[Some records]
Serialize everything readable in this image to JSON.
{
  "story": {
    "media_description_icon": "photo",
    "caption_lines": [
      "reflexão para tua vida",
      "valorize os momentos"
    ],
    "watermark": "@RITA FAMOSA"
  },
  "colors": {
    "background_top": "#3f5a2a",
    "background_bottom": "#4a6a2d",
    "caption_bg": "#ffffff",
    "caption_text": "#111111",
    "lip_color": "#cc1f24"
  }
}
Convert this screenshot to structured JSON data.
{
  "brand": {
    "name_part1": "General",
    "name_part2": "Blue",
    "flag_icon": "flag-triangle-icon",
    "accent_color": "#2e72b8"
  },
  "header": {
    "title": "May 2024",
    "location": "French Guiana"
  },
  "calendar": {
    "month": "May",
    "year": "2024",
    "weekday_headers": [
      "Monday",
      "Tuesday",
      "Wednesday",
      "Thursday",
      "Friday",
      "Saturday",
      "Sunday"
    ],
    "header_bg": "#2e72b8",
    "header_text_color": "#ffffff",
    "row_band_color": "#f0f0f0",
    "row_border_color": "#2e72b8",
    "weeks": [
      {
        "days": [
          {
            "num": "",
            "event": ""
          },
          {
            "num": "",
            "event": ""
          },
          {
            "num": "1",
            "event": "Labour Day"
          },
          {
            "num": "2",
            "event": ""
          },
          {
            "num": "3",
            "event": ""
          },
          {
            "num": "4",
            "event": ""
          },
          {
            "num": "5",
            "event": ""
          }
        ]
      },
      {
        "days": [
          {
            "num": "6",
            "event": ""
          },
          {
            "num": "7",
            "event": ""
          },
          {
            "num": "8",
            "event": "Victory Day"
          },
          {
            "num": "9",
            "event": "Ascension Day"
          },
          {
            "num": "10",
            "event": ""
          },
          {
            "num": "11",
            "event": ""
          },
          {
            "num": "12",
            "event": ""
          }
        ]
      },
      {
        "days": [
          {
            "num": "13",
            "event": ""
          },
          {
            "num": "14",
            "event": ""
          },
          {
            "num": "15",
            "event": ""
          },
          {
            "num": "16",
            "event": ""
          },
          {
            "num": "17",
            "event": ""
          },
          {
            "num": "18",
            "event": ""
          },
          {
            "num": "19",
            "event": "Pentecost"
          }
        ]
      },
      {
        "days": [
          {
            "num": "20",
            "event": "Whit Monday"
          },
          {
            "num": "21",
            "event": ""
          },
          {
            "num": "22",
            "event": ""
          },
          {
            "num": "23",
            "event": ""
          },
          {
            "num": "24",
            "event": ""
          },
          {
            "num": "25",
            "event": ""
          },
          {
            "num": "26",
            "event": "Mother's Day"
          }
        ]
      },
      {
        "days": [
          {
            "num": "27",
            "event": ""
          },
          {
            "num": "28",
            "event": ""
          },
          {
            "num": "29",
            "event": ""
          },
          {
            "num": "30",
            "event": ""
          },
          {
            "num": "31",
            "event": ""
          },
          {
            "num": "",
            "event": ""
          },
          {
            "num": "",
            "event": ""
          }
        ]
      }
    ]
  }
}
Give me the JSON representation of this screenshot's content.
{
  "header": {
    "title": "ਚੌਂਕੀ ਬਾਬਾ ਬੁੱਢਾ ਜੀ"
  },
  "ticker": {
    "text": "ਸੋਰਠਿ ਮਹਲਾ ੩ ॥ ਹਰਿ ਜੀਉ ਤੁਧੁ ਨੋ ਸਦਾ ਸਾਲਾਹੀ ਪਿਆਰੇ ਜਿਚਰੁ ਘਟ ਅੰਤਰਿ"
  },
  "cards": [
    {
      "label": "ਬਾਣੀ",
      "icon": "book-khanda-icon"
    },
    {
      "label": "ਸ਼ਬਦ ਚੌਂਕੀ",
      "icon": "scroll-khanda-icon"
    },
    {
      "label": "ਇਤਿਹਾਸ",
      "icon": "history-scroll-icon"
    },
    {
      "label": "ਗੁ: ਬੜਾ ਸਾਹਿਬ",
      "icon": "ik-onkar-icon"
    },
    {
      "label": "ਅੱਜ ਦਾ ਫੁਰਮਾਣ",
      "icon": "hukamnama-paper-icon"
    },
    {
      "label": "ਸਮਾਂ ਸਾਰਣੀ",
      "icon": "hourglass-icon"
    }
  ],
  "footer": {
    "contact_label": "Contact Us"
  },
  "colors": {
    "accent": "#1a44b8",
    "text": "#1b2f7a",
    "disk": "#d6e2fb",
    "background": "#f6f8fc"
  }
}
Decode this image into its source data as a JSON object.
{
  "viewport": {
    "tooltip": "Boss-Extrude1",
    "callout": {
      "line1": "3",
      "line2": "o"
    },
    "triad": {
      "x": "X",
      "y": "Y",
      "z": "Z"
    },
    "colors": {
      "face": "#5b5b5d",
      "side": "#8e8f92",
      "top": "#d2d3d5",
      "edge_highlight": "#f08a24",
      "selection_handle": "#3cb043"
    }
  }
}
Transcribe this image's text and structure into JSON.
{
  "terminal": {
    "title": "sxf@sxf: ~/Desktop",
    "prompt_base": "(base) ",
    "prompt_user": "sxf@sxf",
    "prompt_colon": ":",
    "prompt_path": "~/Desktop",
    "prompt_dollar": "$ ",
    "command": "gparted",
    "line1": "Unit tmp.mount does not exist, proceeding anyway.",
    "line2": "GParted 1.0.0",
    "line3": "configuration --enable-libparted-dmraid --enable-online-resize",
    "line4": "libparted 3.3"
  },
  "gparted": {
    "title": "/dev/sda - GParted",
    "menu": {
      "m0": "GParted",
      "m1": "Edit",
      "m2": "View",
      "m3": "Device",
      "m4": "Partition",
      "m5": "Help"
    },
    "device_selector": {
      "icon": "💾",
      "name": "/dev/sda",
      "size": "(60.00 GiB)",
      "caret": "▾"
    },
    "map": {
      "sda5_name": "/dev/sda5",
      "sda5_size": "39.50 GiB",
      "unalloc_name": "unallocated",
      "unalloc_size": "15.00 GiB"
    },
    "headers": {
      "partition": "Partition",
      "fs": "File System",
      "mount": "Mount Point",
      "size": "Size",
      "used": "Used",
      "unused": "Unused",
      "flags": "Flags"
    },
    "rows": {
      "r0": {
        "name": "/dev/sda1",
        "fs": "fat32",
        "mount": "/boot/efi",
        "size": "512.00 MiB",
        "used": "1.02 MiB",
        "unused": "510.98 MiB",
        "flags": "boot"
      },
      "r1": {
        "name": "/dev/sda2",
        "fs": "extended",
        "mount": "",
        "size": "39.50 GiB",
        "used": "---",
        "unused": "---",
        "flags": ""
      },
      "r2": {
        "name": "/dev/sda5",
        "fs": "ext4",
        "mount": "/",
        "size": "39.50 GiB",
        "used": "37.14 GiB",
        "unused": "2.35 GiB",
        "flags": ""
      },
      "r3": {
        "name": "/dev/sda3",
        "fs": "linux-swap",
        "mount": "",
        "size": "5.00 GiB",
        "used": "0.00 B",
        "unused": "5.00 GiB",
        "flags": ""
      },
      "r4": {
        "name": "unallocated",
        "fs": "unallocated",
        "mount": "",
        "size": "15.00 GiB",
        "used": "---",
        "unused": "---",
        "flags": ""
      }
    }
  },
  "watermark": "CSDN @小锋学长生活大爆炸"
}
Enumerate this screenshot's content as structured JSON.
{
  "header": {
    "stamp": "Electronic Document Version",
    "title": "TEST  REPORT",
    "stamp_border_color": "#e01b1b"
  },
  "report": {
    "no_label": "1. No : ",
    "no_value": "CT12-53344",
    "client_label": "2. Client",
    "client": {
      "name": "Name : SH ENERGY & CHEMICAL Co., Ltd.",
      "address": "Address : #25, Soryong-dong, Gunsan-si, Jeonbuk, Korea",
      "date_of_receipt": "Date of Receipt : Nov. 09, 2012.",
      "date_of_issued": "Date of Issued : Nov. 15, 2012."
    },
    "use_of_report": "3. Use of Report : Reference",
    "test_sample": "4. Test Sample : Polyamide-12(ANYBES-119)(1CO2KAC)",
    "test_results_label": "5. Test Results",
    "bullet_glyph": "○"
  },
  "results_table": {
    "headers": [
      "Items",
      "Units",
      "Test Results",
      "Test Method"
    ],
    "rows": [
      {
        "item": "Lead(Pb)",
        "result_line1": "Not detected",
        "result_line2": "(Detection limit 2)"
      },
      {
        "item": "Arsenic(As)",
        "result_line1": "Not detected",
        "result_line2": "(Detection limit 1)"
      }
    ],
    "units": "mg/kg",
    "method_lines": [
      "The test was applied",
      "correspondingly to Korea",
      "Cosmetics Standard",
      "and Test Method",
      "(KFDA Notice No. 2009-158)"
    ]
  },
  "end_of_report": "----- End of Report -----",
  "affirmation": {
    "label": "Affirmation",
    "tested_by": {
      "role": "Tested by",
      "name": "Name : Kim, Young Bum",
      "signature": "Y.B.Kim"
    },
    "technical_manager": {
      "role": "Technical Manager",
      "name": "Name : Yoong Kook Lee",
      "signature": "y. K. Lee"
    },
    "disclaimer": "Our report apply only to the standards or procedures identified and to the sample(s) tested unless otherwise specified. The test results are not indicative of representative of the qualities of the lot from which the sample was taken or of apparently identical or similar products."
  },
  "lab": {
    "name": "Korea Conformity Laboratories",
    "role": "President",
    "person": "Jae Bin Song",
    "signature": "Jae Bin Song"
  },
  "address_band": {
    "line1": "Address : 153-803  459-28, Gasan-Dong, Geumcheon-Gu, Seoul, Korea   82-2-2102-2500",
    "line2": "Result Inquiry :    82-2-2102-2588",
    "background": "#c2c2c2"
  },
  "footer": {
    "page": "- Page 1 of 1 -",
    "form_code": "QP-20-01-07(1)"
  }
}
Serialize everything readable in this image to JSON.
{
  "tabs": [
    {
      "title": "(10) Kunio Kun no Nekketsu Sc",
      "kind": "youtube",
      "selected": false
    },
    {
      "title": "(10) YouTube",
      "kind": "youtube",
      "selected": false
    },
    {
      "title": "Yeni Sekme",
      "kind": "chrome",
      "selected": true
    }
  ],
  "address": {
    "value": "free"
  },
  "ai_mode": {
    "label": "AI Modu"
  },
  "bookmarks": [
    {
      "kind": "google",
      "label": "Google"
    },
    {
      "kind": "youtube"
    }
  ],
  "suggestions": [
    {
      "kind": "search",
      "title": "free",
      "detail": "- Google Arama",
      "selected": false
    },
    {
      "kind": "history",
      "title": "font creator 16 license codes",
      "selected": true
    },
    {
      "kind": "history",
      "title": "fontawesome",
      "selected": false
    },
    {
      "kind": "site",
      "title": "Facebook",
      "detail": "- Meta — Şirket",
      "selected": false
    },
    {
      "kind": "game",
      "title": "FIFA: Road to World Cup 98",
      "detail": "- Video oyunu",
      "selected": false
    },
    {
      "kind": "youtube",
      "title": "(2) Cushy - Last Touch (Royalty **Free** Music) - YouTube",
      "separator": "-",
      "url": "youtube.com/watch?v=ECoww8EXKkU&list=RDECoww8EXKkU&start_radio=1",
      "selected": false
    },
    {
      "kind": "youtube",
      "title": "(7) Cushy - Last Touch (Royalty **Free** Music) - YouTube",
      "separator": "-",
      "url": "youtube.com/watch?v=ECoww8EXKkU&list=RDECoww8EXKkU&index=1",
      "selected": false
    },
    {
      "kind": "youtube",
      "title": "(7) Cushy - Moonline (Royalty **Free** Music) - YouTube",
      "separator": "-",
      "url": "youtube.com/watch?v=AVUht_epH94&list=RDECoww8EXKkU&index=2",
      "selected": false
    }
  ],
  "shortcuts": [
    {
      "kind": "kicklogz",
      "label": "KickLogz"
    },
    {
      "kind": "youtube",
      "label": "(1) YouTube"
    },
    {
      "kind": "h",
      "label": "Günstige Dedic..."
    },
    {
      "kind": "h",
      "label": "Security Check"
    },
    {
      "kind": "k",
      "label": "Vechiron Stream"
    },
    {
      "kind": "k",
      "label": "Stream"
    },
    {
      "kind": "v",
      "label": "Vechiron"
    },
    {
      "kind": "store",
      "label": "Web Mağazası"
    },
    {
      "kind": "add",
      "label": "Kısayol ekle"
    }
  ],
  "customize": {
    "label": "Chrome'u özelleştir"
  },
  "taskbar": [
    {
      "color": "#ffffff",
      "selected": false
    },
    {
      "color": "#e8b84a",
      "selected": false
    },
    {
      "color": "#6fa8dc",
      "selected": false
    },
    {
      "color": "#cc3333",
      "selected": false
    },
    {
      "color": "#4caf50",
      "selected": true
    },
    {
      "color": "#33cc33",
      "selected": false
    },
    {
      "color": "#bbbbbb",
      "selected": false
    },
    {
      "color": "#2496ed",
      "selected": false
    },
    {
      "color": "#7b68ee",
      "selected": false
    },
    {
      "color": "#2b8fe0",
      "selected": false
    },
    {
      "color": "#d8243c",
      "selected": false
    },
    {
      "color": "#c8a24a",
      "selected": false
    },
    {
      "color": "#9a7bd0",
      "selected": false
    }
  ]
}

→ What you are asked to do
Find how many lines in the records contain the string "watermark", then give the number alone.

→ Output for this exercise
2